**Request**
Present every line of the items below as a numbered list, skipping blank lines. Omit the pictures from your answer.

══ Source data

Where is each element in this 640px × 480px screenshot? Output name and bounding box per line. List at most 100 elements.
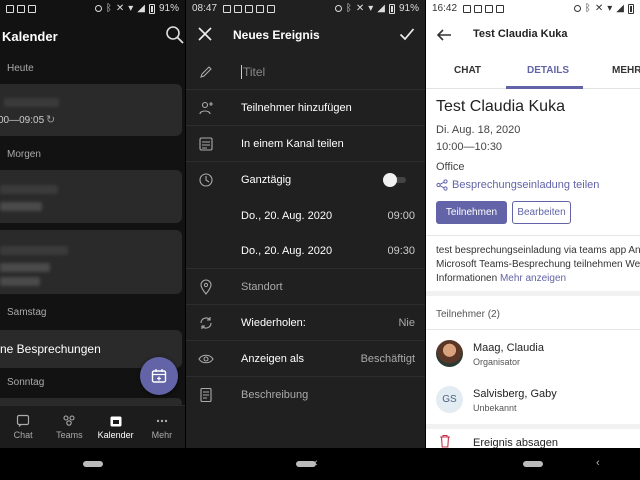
recurring-icon: ↻ [46, 114, 56, 126]
tab-label: Chat [13, 430, 33, 440]
end-time[interactable]: 09:30 [387, 245, 415, 257]
tab-label: Mehr [151, 430, 173, 440]
close-icon[interactable] [198, 27, 212, 41]
edit-button[interactable]: Bearbeiten [512, 201, 571, 224]
no-meetings-text: ne Besprechungen [0, 342, 101, 356]
event-card[interactable] [0, 230, 182, 294]
back-arrow-icon[interactable] [436, 27, 452, 43]
event-card[interactable] [0, 170, 182, 223]
status-time: 08:47 [192, 3, 218, 14]
page-title: Test Claudia Kuka [473, 28, 568, 40]
event-time: 00—09:05 [0, 115, 45, 126]
avatar[interactable]: GS [436, 386, 463, 413]
avatar[interactable] [436, 340, 463, 367]
search-icon[interactable] [165, 25, 185, 45]
tab-details[interactable]: DETAILS [527, 65, 569, 76]
start-row[interactable]: Do., 20. Aug. 2020 09:00 [186, 198, 425, 234]
blurred-location [0, 277, 40, 286]
description-icon [200, 387, 212, 403]
calendar-icon [110, 416, 122, 427]
blurred-time [0, 263, 50, 272]
notification-icons [223, 4, 276, 13]
home-button[interactable] [523, 461, 543, 467]
wifi-icon: ▾ [607, 3, 613, 14]
alarm-icon [573, 5, 581, 12]
title-row[interactable]: Titel [186, 54, 425, 90]
participant-role: Unbekannt [473, 403, 517, 413]
status-right: ᛒ ✕ ▾ ◢ 91% [94, 3, 179, 14]
save-check-icon[interactable] [399, 26, 415, 42]
signal-icon: ◢ [137, 3, 145, 14]
location-row[interactable]: Standort [186, 269, 425, 305]
section-divider [426, 424, 640, 429]
tab-chat[interactable]: CHAT [454, 65, 481, 76]
new-event-button[interactable] [140, 357, 178, 395]
battery-icon [388, 3, 395, 14]
back-nav-icon[interactable]: ‹ [314, 457, 318, 469]
start-time[interactable]: 09:00 [387, 210, 415, 222]
end-date[interactable]: Do., 20. Aug. 2020 [241, 245, 332, 257]
repeat-row[interactable]: Wiederholen: Nie [186, 305, 425, 341]
teams-icon [63, 415, 75, 426]
tab-chat[interactable]: Chat [0, 406, 46, 448]
add-participants-row[interactable]: Teilnehmer hinzufügen [186, 90, 425, 126]
app-header: Test Claudia Kuka [426, 17, 640, 53]
event-details-screen: 16:42 ᛒ ✕ ▾ ◢ Test Claudia Kuka CHAT DET… [426, 0, 640, 480]
all-day-toggle[interactable] [383, 173, 407, 187]
add-person-icon [199, 101, 213, 114]
share-channel-label: In einem Kanal teilen [241, 137, 344, 150]
show-as-value[interactable]: Beschäftigt [361, 353, 415, 365]
more-icon [156, 419, 168, 423]
participant-name[interactable]: Salvisberg, Gaby [473, 388, 557, 400]
all-day-row[interactable]: Ganztägig [186, 162, 425, 198]
calendar-screen: ᛒ ✕ ▾ ◢ 91% Kalender Heute 00—09:05 ↻ Mo… [0, 0, 185, 480]
share-channel-row[interactable]: In einem Kanal teilen [186, 126, 425, 162]
tab-calendar[interactable]: Kalender [93, 406, 139, 448]
page-title: Neues Ereignis [233, 28, 320, 42]
share-icon [436, 179, 448, 191]
repeat-value[interactable]: Nie [398, 317, 415, 329]
share-invite-label: Besprechungseinladung teilen [452, 179, 600, 191]
description-row[interactable]: Beschreibung [186, 377, 425, 413]
location-input[interactable]: Standort [241, 281, 283, 293]
tab-bar: CHAT DETAILS MEHR [426, 53, 640, 89]
share-invite-link[interactable]: Besprechungseinladung teilen [436, 179, 599, 191]
channel-icon [199, 136, 213, 151]
alarm-icon [334, 5, 342, 12]
alarm-icon [94, 5, 102, 12]
event-card[interactable]: 00—09:05 ↻ [0, 84, 182, 136]
home-button[interactable] [295, 461, 316, 467]
repeat-icon [200, 316, 212, 329]
blurred-time [0, 202, 42, 211]
home-button[interactable] [82, 461, 103, 467]
description-input[interactable]: Beschreibung [241, 389, 308, 401]
event-location: Office [436, 161, 465, 173]
system-nav-bar: ‹ [426, 448, 640, 480]
tab-more[interactable]: MEHR [612, 65, 640, 76]
blurred-title [4, 98, 59, 107]
back-nav-icon[interactable]: ‹ [596, 457, 600, 469]
pencil-icon [200, 65, 212, 78]
app-header: Neues Ereignis [186, 17, 425, 53]
section-sunday: Sonntag [7, 377, 45, 388]
blurred-title [0, 246, 68, 255]
bluetooth-icon: ᛒ [105, 3, 112, 14]
section-tomorrow: Morgen [7, 149, 41, 160]
battery-percent: 91% [398, 3, 419, 14]
tab-teams[interactable]: Teams [46, 406, 92, 448]
divider [426, 329, 640, 330]
app-header: Kalender [0, 17, 185, 55]
event-time: 10:00—10:30 [436, 141, 503, 153]
status-bar: 16:42 ᛒ ✕ ▾ ◢ [426, 0, 640, 17]
clock-icon [199, 173, 213, 187]
show-as-row[interactable]: Anzeigen als Beschäftigt [186, 341, 425, 377]
show-more-link[interactable]: Mehr anzeigen [500, 273, 566, 284]
tab-more[interactable]: Mehr [139, 406, 185, 448]
title-input[interactable]: Titel [241, 64, 265, 79]
join-button[interactable]: Teilnehmen [436, 201, 507, 224]
end-row[interactable]: Do., 20. Aug. 2020 09:30 [186, 233, 425, 269]
participant-name[interactable]: Maag, Claudia [473, 342, 544, 354]
start-date[interactable]: Do., 20. Aug. 2020 [241, 210, 332, 222]
status-bar: 08:47 ᛒ ✕ ▾ ◢ 91% [186, 0, 425, 17]
mute-icon: ✕ [115, 3, 125, 14]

════

**Solution to this exercise**
1. Where is each element in this 640px × 480px screenshot? Output name and bounding box per line. List at most 100 elements.
2. recurring-icon: ↻ [46, 114, 56, 126]
3. tab-label: Chat [13, 430, 33, 440]
4. end-time[interactable]: 09:30 [387, 245, 415, 257]
5. tab-label: Mehr [151, 430, 173, 440]
6. close-icon[interactable] [198, 27, 212, 41]
7. edit-button[interactable]: Bearbeiten [512, 201, 571, 224]
8. no-meetings-text: ne Besprechungen [0, 342, 101, 356]
9. event-card[interactable] [0, 230, 182, 294]
10. back-arrow-icon[interactable] [436, 27, 452, 43]
11. event-card[interactable] [0, 170, 182, 223]
12. status-time: 08:47 [192, 3, 218, 14]
13. page-title: Test Claudia Kuka [473, 28, 568, 40]
14. event-time: 00—09:05 [0, 115, 45, 126]
15. avatar[interactable]: GS [436, 386, 463, 413]
16. avatar[interactable] [436, 340, 463, 367]
17. search-icon[interactable] [165, 25, 185, 45]
18. tab-details[interactable]: DETAILS [527, 65, 569, 76]
19. start-row[interactable]: Do., 20. Aug. 2020 09:00 [186, 198, 425, 234]
20. blurred-location [0, 277, 40, 286]
21. description-icon [200, 387, 212, 403]
22. calendar-icon [110, 416, 122, 427]
23. blurred-time [0, 263, 50, 272]
24. notification-icons [223, 4, 276, 13]
25. home-button[interactable] [523, 461, 543, 467]
26. wifi-icon: ▾ [607, 3, 613, 14]
27. alarm-icon [573, 5, 581, 12]
28. title-row[interactable]: Titel [186, 54, 425, 90]
29. participant-role: Unbekannt [473, 403, 517, 413]
30. status-right: ᛒ ✕ ▾ ◢ 91% [94, 3, 179, 14]
31. save-check-icon[interactable] [399, 26, 415, 42]
32. signal-icon: ◢ [137, 3, 145, 14]
33. location-row[interactable]: Standort [186, 269, 425, 305]
34. section-divider [426, 424, 640, 429]
35. tab-chat[interactable]: CHAT [454, 65, 481, 76]
36. new-event-button[interactable] [140, 357, 178, 395]
37. battery-icon [388, 3, 395, 14]
38. back-nav-icon[interactable]: ‹ [314, 457, 318, 469]
39. start-time[interactable]: 09:00 [387, 210, 415, 222]
40. end-date[interactable]: Do., 20. Aug. 2020 [241, 245, 332, 257]
41. repeat-row[interactable]: Wiederholen: Nie [186, 305, 425, 341]
42. teams-icon [63, 415, 75, 426]
43. tab-chat[interactable]: Chat [0, 406, 46, 448]
44. add-participants-row[interactable]: Teilnehmer hinzufügen [186, 90, 425, 126]
45. app-header: Test Claudia Kuka [426, 17, 640, 53]
46. event-details-screen: 16:42 ᛒ ✕ ▾ ◢ Test Claudia Kuka CHAT DET… [426, 0, 640, 480]
47. all-day-toggle[interactable] [383, 173, 407, 187]
48. add-person-icon [199, 101, 213, 114]
49. share-channel-label: In einem Kanal teilen [241, 137, 344, 150]
50. show-as-value[interactable]: Beschäftigt [361, 353, 415, 365]
51. more-icon [156, 419, 168, 423]
52. participant-name[interactable]: Salvisberg, Gaby [473, 388, 557, 400]
53. all-day-row[interactable]: Ganztägig [186, 162, 425, 198]
54. calendar-screen: ᛒ ✕ ▾ ◢ 91% Kalender Heute 00—09:05 ↻ Mo… [0, 0, 185, 480]
55. share-channel-row[interactable]: In einem Kanal teilen [186, 126, 425, 162]
56. tab-calendar[interactable]: Kalender [93, 406, 139, 448]
57. page-title: Neues Ereignis [233, 28, 320, 42]
58. share-icon [436, 179, 448, 191]
59. repeat-value[interactable]: Nie [398, 317, 415, 329]
60. share-invite-label: Besprechungseinladung teilen [452, 179, 600, 191]
61. description-row[interactable]: Beschreibung [186, 377, 425, 413]
62. location-input[interactable]: Standort [241, 281, 283, 293]
63. tab-bar: CHAT DETAILS MEHR [426, 53, 640, 89]
64. share-invite-link[interactable]: Besprechungseinladung teilen [436, 179, 599, 191]
65. channel-icon [199, 136, 213, 151]
66. alarm-icon [334, 5, 342, 12]
67. alarm-icon [94, 5, 102, 12]
68. event-card[interactable]: 00—09:05 ↻ [0, 84, 182, 136]
69. home-button[interactable] [295, 461, 316, 467]
70. repeat-icon [200, 316, 212, 329]
71. blurred-time [0, 202, 42, 211]
72. home-button[interactable] [82, 461, 103, 467]
73. description-input[interactable]: Beschreibung [241, 389, 308, 401]
74. event-location: Office [436, 161, 465, 173]
75. system-nav-bar: ‹ [426, 448, 640, 480]
76. tab-more[interactable]: MEHR [612, 65, 640, 76]
77. blurred-title [4, 98, 59, 107]
78. back-nav-icon[interactable]: ‹ [596, 457, 600, 469]
79. pencil-icon [200, 65, 212, 78]
80. app-header: Neues Ereignis [186, 17, 425, 53]
81. section-sunday: Sonntag [7, 377, 45, 388]
82. blurred-title [0, 246, 68, 255]
83. bluetooth-icon: ᛒ [105, 3, 112, 14]
84. section-tomorrow: Morgen [7, 149, 41, 160]
85. battery-percent: 91% [398, 3, 419, 14]
86. tab-teams[interactable]: Teams [46, 406, 92, 448]
87. divider [426, 329, 640, 330]
88. app-header: Kalender [0, 17, 185, 55]
89. event-time: 10:00—10:30 [436, 141, 503, 153]
90. status-bar: 16:42 ᛒ ✕ ▾ ◢ [426, 0, 640, 17]
91. clock-icon [199, 173, 213, 187]
92. show-as-row[interactable]: Anzeigen als Beschäftigt [186, 341, 425, 377]
93. show-more-link[interactable]: Mehr anzeigen [500, 273, 566, 284]
94. tab-more[interactable]: Mehr [139, 406, 185, 448]
95. title-input[interactable]: Titel [241, 64, 265, 79]
96. join-button[interactable]: Teilnehmen [436, 201, 507, 224]
97. end-row[interactable]: Do., 20. Aug. 2020 09:30 [186, 233, 425, 269]
98. participant-name[interactable]: Maag, Claudia [473, 342, 544, 354]
99. start-date[interactable]: Do., 20. Aug. 2020 [241, 210, 332, 222]
100. status-bar: 08:47 ᛒ ✕ ▾ ◢ 91% [186, 0, 425, 17]
101. mute-icon: ✕ [115, 3, 125, 14]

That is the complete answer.